Task to complete – Give the entries again, word for word.

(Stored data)
··········

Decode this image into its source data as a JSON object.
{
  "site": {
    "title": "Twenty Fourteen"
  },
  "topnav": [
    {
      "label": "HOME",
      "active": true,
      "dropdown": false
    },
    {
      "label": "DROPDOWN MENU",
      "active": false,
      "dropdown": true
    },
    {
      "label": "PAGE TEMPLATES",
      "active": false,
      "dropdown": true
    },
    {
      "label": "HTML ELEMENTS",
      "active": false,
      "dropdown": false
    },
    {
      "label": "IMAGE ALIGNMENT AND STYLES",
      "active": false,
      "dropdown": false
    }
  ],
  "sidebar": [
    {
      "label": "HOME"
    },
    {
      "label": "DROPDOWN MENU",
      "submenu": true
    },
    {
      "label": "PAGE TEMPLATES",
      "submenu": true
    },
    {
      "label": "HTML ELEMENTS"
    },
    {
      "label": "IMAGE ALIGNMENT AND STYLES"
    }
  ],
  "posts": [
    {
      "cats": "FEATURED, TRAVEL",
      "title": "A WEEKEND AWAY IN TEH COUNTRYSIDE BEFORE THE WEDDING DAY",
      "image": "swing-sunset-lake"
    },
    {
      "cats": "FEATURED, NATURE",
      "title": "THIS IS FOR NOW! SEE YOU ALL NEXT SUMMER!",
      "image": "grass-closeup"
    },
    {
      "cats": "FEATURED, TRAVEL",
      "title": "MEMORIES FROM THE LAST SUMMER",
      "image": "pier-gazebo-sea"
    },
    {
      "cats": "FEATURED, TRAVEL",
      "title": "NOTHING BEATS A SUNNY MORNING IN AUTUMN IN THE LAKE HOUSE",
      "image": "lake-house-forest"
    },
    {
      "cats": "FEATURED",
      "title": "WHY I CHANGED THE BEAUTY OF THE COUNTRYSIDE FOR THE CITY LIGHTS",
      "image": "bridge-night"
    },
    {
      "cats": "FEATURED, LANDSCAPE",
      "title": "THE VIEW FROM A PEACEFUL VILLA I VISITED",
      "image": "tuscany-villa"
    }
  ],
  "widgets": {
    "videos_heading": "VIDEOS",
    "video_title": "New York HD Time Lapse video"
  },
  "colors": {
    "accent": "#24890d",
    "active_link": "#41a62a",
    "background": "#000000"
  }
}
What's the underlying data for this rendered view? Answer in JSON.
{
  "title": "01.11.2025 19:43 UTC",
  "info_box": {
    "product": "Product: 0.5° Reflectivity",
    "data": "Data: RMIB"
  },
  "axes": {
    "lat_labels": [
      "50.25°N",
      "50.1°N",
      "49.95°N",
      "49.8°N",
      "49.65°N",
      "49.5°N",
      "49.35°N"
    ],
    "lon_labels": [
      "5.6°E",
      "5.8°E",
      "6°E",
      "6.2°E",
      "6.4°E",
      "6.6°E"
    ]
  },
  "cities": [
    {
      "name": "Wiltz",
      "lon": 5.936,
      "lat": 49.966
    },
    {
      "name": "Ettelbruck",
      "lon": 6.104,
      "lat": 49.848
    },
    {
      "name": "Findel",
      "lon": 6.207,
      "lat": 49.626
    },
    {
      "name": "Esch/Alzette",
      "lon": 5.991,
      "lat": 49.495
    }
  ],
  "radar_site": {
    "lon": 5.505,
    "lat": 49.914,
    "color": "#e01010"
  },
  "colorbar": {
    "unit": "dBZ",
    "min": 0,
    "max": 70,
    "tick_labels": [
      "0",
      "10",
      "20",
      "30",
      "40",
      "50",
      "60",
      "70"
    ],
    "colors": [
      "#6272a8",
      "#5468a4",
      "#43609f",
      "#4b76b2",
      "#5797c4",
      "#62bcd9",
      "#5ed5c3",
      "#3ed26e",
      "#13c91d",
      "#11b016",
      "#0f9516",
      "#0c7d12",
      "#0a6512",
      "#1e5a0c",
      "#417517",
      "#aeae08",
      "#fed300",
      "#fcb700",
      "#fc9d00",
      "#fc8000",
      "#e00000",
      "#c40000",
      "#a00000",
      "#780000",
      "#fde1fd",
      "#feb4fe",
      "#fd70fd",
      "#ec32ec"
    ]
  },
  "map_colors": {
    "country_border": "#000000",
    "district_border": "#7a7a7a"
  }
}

··········

Task result –
Decode this image into its source data as a JSON object.
{
  "site": {
    "title": "Twenty Fourteen"
  },
  "topnav": [
    {
      "label": "HOME",
      "active": true,
      "dropdown": false
    },
    {
      "label": "DROPDOWN MENU",
      "active": false,
      "dropdown": true
    },
    {
      "label": "PAGE TEMPLATES",
      "active": false,
      "dropdown": true
    },
    {
      "label": "HTML ELEMENTS",
      "active": false,
      "dropdown": false
    },
    {
      "label": "IMAGE ALIGNMENT AND STYLES",
      "active": false,
      "dropdown": false
    }
  ],
  "sidebar": [
    {
      "label": "HOME"
    },
    {
      "label": "DROPDOWN MENU",
      "submenu": true
    },
    {
      "label": "PAGE TEMPLATES",
      "submenu": true
    },
    {
      "label": "HTML ELEMENTS"
    },
    {
      "label": "IMAGE ALIGNMENT AND STYLES"
    }
  ],
  "posts": [
    {
      "cats": "FEATURED, TRAVEL",
      "title": "A WEEKEND AWAY IN TEH COUNTRYSIDE BEFORE THE WEDDING DAY",
      "image": "swing-sunset-lake"
    },
    {
      "cats": "FEATURED, NATURE",
      "title": "THIS IS FOR NOW! SEE YOU ALL NEXT SUMMER!",
      "image": "grass-closeup"
    },
    {
      "cats": "FEATURED, TRAVEL",
      "title": "MEMORIES FROM THE LAST SUMMER",
      "image": "pier-gazebo-sea"
    },
    {
      "cats": "FEATURED, TRAVEL",
      "title": "NOTHING BEATS A SUNNY MORNING IN AUTUMN IN THE LAKE HOUSE",
      "image": "lake-house-forest"
    },
    {
      "cats": "FEATURED",
      "title": "WHY I CHANGED THE BEAUTY OF THE COUNTRYSIDE FOR THE CITY LIGHTS",
      "image": "bridge-night"
    },
    {
      "cats": "FEATURED, LANDSCAPE",
      "title": "THE VIEW FROM A PEACEFUL VILLA I VISITED",
      "image": "tuscany-villa"
    }
  ],
  "widgets": {
    "videos_heading": "VIDEOS",
    "video_title": "New York HD Time Lapse video"
  },
  "colors": {
    "accent": "#24890d",
    "active_link": "#41a62a",
    "background": "#000000"
  }
}
What's the underlying data for this rendered view? Answer in JSON.
{
  "title": "01.11.2025 19:43 UTC",
  "info_box": {
    "product": "Product: 0.5° Reflectivity",
    "data": "Data: RMIB"
  },
  "axes": {
    "lat_labels": [
      "50.25°N",
      "50.1°N",
      "49.95°N",
      "49.8°N",
      "49.65°N",
      "49.5°N",
      "49.35°N"
    ],
    "lon_labels": [
      "5.6°E",
      "5.8°E",
      "6°E",
      "6.2°E",
      "6.4°E",
      "6.6°E"
    ]
  },
  "cities": [
    {
      "name": "Wiltz",
      "lon": 5.936,
      "lat": 49.966
    },
    {
      "name": "Ettelbruck",
      "lon": 6.104,
      "lat": 49.848
    },
    {
      "name": "Findel",
      "lon": 6.207,
      "lat": 49.626
    },
    {
      "name": "Esch/Alzette",
      "lon": 5.991,
      "lat": 49.495
    }
  ],
  "radar_site": {
    "lon": 5.505,
    "lat": 49.914,
    "color": "#e01010"
  },
  "colorbar": {
    "unit": "dBZ",
    "min": 0,
    "max": 70,
    "tick_labels": [
      "0",
      "10",
      "20",
      "30",
      "40",
      "50",
      "60",
      "70"
    ],
    "colors": [
      "#6272a8",
      "#5468a4",
      "#43609f",
      "#4b76b2",
      "#5797c4",
      "#62bcd9",
      "#5ed5c3",
      "#3ed26e",
      "#13c91d",
      "#11b016",
      "#0f9516",
      "#0c7d12",
      "#0a6512",
      "#1e5a0c",
      "#417517",
      "#aeae08",
      "#fed300",
      "#fcb700",
      "#fc9d00",
      "#fc8000",
      "#e00000",
      "#c40000",
      "#a00000",
      "#780000",
      "#fde1fd",
      "#feb4fe",
      "#fd70fd",
      "#ec32ec"
    ]
  },
  "map_colors": {
    "country_border": "#000000",
    "district_border": "#7a7a7a"
  }
}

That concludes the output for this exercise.